Excerpted passage
=-=-=-=-=

PYSA ransomware generates a unique KEY and IV value for each file. It does this by using AutoSeededRandomPool to generate a random key, which is then used to encrypt the file using the AES CBC Mode algorithm. It encrypts files in blocks of 100 bytes, reading each block, encrypting it, flushing it into the file, and then starting back at the corresponding position for the next block. After the file is encrypted, the ransomware uses an RSA public key to encrypt both the KEY and IV values, which is then stored at the beginning of the file in an encoded format.

Attackers behind PYSA have been observed exfiltrating data to the MEGA.NZ service.

How to Detect PYSA Ransomware

  • The SentinelOne Singularity XDR Platform can identify and stop any malicious activities and items related to PYSA Ransomware.

In case you do not have SentinelOne deployed, detecting ransomware requires a combination of technical and operational measures designed to identify and flag suspicious activity on the network. This allows the organization to take appropriate action, and to prevent or mitigate the impact of the ransomware attack.

To mitigate the risk of this Ransomware without SentinelOne deployed, it is important to take a multi-layered approach, which includes the following steps:

  1. Use anti-malware software or other security tools capable of detecting and blocking known ransomware variants. These tools may use signatures, heuristics, or machine learning algorithms, to identify and block suspicious files or activities.
  2. Monitor network traffic and look for indicators of compromise, such as unusual network traffic patterns or communication with known command-and-control servers.
  3. Conduct regular security audits and assessments to identify network and system vulnerabilities and ensure that all security controls are in place and functioning properly.
  4. Educate and train employees on cybersecurity best practices, including identifying and reporting suspicious emails or other threats.
  5. Implement a robust backup and recovery plan to ensure that the organization has a copy of its data and can restore it in case of an attack.

How to Mitigate PYSA Ransomware

  • The SentinelOne Singularity XDR Platform can return systems to their original state (which is free from re-infection) using either the Repair or Rollback feature.

In case you do not have SentinelOne deployed, there are several steps that organizations can take to mitigate the risk of ransomware attacks:

  1. Educate employees: Employees should be educated on the risks of ransomware, and on how to identify and avoid phishing emails, malicious attachments, and other threats. They should be encouraged to report suspicious emails or attachments, and to avoid opening them, or clicking on links or buttons in them.
  2. Implement strong passwords: Organizations should implement strong, unique passwords for all user accounts, and should regularly update and rotate these passwords. Passwords should be at least 8 characters long, and should include a combination of uppercase and lowercase letters, numbers, and special characters.
  3. Enable multi-factor authentication: Organizations should enable multi-factor authentication (MFA) for all user accounts, to provide an additional layer of security. This can be done through the use of mobile apps, such as Google Authenticator or Microsoft Authenticator, or through the use of physical tokens or smart cards.
  4. Update and patch systems: Organizations should regularly update and patch their systems, to fix any known vulnerabilities, and to prevent attackers from exploiting them. This includes updating the operating system, applications, and firmware on all devices, as well as disabling any unnecessary or unused services or protocols.

Implement backup and disaster recovery: Organizations should implement regular backup and disaster recovery (BDR) processes, to ensure that they can recover from ransomware attacks, or other disasters. This includes creating regular backups of all data and systems, and storing these backups in a secure, offsite location. The backups should be tested regularly, to ensure that they are working, and that they can be restored quickly and easily.

=-=-=-=-=

Provided material
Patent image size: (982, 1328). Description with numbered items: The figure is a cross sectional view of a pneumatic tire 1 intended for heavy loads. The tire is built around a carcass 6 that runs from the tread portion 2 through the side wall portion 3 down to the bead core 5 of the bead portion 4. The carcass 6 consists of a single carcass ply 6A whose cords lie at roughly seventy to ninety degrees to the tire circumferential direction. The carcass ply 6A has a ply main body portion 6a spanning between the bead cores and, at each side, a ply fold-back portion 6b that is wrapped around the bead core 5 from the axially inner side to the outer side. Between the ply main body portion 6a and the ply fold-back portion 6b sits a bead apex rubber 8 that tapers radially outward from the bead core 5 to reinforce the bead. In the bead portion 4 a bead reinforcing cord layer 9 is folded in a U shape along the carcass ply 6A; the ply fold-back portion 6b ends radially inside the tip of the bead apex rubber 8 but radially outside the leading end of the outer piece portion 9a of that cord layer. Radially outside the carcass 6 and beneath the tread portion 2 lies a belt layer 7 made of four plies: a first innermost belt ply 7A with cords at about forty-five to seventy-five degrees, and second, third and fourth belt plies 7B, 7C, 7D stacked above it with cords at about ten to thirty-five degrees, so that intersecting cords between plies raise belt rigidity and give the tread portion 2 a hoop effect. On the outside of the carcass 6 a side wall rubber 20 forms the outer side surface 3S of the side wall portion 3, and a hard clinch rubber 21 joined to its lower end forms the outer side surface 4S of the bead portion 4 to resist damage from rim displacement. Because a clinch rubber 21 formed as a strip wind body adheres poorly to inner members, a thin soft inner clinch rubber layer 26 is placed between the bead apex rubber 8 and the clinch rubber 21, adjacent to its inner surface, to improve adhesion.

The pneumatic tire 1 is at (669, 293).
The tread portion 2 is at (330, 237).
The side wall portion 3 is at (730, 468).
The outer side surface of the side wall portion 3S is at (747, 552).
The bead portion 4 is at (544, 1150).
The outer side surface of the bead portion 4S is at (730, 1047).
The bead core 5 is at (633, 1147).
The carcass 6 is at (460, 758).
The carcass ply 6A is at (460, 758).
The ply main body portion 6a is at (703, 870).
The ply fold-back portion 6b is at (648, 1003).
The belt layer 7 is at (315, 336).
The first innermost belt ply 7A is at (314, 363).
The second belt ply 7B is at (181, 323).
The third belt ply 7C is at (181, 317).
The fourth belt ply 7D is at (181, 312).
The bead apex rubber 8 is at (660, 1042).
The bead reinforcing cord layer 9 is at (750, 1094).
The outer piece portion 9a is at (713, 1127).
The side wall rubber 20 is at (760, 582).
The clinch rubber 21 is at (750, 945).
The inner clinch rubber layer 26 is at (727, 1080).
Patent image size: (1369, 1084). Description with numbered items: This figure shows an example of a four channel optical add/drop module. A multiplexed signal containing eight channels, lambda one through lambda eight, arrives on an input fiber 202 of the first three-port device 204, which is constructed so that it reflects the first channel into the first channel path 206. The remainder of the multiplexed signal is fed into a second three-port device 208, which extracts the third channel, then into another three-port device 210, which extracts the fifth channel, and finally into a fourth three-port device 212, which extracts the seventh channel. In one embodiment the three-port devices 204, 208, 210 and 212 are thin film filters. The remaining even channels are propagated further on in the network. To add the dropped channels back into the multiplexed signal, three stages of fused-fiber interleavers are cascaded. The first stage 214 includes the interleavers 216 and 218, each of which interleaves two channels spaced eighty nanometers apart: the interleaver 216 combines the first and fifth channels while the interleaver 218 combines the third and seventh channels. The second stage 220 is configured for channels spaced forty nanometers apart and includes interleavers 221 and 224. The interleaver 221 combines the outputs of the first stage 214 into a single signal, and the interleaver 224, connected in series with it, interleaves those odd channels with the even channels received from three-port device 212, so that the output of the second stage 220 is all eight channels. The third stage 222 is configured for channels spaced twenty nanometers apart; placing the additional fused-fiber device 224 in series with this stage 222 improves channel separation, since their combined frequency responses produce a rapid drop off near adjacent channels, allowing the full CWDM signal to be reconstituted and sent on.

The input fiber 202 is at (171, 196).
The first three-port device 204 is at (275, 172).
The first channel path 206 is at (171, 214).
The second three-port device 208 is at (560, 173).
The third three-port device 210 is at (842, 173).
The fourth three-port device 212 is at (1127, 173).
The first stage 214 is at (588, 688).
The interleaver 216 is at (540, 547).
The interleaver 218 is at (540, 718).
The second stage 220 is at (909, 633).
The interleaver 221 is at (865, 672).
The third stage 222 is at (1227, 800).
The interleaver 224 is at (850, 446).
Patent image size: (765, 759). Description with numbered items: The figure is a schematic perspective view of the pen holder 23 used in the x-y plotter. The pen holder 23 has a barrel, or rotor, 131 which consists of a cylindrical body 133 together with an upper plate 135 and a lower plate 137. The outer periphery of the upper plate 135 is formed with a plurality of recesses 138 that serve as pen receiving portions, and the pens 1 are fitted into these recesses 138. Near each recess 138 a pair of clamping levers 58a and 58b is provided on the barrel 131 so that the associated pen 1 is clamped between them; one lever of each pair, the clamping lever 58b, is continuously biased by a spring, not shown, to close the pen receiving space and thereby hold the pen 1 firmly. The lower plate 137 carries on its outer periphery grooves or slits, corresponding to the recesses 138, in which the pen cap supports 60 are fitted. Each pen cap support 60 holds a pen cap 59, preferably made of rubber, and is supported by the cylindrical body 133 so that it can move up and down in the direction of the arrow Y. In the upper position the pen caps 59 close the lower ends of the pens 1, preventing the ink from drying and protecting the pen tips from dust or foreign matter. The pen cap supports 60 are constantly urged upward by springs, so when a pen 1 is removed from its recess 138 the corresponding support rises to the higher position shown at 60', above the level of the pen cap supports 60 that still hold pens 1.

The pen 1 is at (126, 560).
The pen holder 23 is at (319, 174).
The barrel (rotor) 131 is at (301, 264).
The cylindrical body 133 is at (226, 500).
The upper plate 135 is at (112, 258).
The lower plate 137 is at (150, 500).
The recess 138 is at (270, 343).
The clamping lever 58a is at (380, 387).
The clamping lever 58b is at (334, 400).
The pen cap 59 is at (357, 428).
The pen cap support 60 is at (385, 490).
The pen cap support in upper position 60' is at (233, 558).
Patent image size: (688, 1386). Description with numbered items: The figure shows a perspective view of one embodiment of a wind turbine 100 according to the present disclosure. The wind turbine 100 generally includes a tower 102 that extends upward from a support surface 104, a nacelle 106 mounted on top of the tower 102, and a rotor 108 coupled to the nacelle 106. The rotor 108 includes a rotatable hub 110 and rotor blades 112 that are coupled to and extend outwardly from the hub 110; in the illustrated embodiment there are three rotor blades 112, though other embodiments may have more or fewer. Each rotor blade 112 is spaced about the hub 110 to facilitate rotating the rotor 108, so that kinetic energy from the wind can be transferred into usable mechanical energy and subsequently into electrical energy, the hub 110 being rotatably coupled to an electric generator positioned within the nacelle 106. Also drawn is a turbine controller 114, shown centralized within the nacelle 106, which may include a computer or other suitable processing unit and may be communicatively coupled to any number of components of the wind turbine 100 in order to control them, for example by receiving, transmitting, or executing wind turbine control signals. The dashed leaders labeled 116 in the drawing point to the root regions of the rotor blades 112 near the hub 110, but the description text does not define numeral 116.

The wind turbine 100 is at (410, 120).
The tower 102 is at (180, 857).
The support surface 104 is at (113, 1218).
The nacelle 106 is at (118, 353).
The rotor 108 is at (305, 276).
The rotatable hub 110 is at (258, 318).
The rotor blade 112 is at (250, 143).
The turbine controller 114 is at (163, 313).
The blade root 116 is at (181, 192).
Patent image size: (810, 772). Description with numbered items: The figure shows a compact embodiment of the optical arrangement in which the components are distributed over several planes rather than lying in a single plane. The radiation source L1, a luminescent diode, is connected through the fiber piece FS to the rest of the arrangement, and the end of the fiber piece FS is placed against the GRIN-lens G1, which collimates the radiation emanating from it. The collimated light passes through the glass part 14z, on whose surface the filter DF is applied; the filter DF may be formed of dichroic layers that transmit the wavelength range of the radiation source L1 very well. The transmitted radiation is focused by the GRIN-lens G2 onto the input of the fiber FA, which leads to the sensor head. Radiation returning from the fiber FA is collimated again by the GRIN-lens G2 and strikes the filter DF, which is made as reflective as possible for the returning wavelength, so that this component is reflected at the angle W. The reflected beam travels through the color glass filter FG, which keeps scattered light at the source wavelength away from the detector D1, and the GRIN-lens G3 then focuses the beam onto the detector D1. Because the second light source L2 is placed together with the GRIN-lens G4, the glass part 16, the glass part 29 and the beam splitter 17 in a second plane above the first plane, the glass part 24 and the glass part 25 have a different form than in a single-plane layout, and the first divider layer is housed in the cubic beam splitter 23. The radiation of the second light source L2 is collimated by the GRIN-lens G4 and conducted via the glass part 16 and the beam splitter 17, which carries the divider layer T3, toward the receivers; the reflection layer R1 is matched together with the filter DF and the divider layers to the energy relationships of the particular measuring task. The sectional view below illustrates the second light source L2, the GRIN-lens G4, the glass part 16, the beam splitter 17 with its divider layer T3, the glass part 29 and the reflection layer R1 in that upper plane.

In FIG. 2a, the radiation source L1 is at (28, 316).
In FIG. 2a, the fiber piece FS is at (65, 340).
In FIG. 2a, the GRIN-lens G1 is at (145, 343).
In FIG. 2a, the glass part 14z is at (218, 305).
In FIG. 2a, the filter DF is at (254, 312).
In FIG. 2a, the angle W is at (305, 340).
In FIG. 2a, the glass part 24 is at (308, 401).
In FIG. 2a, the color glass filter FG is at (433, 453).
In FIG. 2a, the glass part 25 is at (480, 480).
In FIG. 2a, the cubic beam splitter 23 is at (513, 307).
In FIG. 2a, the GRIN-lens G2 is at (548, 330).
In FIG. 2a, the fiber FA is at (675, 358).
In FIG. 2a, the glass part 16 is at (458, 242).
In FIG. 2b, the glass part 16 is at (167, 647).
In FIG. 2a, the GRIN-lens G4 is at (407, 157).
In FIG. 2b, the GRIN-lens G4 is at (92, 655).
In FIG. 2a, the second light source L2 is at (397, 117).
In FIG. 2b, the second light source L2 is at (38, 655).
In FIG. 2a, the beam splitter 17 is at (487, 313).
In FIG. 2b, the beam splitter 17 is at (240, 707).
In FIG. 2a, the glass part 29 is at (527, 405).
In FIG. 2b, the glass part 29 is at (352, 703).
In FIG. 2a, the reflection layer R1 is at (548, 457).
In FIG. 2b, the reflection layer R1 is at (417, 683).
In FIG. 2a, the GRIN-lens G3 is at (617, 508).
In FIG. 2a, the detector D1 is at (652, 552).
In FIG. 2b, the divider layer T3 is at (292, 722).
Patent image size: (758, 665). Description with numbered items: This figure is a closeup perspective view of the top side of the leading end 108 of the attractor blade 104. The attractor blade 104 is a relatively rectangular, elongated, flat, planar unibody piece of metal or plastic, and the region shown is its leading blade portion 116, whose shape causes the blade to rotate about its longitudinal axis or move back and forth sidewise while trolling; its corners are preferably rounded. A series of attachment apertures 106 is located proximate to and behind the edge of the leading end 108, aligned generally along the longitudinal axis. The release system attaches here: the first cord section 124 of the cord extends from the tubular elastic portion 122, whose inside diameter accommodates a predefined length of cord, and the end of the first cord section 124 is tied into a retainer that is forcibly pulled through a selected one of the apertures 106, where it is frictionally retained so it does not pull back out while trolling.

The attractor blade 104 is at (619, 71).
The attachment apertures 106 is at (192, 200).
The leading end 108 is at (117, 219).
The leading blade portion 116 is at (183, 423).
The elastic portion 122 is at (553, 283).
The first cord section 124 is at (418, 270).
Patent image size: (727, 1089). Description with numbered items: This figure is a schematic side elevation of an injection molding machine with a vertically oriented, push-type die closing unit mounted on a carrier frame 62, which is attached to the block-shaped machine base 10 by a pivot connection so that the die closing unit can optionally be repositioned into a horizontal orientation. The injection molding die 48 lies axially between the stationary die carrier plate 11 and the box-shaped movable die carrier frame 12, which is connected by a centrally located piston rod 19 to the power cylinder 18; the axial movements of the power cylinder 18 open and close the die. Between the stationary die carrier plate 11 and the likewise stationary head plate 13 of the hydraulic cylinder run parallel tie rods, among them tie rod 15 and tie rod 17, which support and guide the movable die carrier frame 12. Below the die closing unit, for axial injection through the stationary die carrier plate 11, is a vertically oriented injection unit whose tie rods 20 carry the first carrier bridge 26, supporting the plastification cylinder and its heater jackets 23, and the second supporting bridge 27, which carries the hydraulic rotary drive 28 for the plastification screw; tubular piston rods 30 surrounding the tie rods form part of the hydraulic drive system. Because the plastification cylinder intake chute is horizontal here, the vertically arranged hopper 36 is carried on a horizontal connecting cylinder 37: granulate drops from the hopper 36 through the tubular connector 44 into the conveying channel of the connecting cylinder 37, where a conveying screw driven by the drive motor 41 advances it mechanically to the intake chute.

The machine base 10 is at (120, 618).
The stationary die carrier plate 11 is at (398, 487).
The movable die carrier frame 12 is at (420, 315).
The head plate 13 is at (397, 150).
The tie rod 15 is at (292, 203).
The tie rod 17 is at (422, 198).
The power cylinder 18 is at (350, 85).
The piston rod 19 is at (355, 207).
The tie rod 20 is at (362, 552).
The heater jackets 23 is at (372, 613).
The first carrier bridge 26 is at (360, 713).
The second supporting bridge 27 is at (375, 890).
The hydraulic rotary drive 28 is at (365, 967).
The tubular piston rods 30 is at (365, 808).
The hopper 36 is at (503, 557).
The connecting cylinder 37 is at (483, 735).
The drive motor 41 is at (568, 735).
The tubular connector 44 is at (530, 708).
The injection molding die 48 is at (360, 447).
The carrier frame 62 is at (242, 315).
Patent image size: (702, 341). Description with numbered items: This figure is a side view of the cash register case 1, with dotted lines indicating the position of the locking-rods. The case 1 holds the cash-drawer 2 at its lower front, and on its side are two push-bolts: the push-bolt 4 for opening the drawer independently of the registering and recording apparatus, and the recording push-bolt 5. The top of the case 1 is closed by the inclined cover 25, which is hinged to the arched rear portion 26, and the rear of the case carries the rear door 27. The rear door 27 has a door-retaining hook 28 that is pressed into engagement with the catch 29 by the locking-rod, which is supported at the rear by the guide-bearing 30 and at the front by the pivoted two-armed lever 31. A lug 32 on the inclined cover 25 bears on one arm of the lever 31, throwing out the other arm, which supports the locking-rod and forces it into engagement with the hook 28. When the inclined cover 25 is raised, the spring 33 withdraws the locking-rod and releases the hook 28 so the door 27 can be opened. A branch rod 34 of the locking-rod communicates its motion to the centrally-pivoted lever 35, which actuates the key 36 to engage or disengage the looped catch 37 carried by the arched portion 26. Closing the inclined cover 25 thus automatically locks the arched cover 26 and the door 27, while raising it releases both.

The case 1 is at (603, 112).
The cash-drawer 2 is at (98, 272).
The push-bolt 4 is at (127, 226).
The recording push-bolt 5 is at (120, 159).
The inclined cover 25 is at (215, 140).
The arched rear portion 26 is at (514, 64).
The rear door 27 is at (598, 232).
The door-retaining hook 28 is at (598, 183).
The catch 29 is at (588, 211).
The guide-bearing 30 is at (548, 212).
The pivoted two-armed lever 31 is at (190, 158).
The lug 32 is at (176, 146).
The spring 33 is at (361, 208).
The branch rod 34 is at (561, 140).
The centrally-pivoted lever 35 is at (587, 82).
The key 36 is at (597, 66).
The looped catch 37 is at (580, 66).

=-=-=-=-=

What needs to be done
According to the PYSA ransomware passage, what kinds of characters should passwords include? List every kind.

Answer box
- Uppercase letters
- Lowercase letters
- Numbers
- Special characters